++++ Provided data ++++

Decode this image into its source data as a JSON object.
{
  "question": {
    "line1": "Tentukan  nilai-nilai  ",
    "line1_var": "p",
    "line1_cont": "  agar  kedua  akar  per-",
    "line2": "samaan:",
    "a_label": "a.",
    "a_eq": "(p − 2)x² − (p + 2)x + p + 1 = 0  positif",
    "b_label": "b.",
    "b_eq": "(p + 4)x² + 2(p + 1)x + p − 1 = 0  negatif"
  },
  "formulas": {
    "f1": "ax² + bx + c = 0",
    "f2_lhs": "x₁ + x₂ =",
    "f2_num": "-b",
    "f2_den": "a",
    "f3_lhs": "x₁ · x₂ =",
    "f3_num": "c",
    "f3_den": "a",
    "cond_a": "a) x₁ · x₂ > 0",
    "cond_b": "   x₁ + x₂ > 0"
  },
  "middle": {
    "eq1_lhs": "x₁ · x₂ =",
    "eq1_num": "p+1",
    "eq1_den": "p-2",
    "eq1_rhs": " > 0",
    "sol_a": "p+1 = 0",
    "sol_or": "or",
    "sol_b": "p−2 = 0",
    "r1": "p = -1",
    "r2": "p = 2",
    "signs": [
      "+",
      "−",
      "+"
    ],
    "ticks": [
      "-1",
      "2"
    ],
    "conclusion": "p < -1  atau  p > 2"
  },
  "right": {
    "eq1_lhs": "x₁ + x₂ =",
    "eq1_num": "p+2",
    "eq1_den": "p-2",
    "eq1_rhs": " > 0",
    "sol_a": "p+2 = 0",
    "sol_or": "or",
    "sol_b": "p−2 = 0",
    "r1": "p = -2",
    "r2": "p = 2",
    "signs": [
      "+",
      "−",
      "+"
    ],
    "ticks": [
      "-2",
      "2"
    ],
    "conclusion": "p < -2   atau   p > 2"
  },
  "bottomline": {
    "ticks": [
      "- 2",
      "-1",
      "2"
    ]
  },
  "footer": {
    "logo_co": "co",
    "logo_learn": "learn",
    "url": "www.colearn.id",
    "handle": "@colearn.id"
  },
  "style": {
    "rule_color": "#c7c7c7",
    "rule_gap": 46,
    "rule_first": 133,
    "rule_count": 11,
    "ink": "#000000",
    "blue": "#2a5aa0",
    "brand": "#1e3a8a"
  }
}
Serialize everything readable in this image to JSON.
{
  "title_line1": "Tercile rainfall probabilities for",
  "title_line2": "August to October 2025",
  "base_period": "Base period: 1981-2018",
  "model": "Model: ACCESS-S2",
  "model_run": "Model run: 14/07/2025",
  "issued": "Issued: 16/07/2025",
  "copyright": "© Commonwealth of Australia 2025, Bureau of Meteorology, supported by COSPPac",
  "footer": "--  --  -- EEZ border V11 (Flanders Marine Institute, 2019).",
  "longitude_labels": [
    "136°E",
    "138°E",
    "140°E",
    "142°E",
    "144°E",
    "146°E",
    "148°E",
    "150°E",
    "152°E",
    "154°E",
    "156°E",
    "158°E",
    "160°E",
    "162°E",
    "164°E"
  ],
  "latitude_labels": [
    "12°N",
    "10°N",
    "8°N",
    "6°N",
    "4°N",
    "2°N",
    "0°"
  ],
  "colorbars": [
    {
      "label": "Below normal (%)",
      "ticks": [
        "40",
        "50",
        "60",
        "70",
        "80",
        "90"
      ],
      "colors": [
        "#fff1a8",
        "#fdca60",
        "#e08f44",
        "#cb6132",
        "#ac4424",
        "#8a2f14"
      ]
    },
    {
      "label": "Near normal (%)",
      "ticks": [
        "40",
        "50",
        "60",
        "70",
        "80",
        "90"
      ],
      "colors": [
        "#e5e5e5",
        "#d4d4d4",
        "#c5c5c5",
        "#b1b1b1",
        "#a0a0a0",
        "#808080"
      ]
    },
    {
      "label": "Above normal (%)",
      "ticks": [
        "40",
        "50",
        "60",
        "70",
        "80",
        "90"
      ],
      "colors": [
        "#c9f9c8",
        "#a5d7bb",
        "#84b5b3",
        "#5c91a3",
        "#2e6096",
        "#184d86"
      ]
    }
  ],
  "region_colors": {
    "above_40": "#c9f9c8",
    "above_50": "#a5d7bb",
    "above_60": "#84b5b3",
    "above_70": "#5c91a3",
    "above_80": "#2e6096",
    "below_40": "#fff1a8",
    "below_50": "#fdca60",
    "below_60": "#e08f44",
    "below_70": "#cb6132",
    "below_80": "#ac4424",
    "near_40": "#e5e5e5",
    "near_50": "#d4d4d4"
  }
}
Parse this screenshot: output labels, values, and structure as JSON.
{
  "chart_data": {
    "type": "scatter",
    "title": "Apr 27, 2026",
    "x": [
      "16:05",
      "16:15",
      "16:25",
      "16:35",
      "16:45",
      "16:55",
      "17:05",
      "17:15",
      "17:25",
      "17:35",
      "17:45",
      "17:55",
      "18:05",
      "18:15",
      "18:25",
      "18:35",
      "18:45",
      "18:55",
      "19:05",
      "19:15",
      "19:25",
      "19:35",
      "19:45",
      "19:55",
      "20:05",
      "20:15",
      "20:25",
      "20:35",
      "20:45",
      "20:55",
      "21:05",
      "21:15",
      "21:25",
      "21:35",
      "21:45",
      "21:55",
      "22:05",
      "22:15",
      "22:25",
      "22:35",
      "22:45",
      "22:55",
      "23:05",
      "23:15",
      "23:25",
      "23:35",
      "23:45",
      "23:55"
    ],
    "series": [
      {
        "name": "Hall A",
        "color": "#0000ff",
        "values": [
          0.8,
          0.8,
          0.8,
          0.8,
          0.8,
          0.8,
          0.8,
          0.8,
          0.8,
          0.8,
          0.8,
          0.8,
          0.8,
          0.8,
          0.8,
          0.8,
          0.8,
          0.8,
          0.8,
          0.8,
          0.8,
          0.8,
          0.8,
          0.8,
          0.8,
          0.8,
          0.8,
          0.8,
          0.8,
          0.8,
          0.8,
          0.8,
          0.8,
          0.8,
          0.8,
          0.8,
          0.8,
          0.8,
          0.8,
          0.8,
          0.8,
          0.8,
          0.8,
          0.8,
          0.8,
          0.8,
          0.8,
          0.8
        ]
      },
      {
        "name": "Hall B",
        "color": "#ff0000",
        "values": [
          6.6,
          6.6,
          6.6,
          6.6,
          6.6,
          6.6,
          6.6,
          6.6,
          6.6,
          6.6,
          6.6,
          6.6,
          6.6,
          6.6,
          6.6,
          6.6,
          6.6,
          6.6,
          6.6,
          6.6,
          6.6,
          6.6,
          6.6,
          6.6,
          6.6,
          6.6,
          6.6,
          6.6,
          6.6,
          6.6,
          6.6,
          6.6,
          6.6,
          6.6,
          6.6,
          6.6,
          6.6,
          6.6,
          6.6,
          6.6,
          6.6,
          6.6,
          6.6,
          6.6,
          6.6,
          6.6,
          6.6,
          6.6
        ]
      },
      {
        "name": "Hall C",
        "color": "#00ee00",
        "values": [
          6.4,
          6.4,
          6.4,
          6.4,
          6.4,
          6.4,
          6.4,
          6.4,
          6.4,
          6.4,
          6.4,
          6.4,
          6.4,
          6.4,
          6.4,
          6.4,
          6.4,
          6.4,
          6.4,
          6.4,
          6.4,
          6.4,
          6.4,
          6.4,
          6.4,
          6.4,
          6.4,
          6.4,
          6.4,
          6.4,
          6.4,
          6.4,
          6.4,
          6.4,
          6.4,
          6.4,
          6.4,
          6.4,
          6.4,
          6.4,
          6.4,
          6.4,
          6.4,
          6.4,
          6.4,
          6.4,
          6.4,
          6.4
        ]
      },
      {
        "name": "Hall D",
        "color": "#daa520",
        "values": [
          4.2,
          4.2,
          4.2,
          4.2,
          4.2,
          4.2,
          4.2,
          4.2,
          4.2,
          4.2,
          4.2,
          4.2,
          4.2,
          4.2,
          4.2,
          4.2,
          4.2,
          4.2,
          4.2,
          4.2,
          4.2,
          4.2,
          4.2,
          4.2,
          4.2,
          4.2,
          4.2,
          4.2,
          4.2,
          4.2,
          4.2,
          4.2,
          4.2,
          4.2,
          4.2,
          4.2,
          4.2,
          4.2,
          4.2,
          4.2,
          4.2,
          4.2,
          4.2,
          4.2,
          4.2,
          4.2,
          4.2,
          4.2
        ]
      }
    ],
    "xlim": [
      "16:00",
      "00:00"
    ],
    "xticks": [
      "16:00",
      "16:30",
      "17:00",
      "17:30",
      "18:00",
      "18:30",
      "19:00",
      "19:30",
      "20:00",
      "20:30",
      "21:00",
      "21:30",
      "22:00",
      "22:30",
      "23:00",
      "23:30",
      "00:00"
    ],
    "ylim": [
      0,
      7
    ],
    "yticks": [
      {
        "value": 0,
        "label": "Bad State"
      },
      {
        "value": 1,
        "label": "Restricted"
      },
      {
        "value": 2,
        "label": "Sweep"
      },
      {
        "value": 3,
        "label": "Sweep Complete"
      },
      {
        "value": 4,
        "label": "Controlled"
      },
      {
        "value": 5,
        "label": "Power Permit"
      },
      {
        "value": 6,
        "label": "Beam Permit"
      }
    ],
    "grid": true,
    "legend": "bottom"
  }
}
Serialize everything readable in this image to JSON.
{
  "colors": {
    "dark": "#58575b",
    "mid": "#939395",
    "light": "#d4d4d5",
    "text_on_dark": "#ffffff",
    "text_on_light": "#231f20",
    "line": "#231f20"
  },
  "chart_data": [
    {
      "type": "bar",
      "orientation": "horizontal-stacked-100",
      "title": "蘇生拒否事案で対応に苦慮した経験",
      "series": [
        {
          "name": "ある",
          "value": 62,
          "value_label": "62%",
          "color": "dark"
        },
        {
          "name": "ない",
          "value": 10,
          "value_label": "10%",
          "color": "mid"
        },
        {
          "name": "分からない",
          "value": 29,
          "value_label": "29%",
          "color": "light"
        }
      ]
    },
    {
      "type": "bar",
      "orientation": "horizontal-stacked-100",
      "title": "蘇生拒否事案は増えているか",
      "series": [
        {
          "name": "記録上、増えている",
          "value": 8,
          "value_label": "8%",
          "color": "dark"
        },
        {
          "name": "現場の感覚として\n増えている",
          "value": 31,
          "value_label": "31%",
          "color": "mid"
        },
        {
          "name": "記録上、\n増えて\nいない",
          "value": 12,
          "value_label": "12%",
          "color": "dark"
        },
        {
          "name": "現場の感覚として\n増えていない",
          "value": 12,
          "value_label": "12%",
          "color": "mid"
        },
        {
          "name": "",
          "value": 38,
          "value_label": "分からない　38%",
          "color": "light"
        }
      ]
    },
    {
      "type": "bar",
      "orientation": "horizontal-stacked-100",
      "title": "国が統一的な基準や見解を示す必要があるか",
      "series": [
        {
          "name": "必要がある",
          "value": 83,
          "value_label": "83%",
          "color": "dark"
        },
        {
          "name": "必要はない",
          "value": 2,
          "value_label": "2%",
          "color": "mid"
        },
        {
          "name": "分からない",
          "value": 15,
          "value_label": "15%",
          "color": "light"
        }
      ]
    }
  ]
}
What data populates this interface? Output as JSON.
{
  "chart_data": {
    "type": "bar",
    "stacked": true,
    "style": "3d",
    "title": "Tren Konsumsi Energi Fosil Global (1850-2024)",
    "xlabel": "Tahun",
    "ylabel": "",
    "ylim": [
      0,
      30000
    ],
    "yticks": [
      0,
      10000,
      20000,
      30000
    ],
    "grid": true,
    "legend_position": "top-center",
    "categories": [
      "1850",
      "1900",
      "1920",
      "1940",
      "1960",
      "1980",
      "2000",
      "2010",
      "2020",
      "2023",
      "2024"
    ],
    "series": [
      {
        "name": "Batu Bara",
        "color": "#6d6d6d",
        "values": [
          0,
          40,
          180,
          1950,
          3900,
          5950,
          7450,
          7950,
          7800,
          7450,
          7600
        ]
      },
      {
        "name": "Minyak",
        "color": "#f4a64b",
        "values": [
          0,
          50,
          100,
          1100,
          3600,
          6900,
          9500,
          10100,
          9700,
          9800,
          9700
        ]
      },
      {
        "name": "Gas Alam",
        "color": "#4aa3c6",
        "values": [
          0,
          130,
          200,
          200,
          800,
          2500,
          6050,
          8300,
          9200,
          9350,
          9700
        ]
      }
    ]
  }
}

++++

Exercise goal
Identify every line above that includes the word "Hall", and show those lines.

Problem solution
        "name": "Hall A",
        "name": "Hall B",
        "name": "Hall C",
        "name": "Hall D",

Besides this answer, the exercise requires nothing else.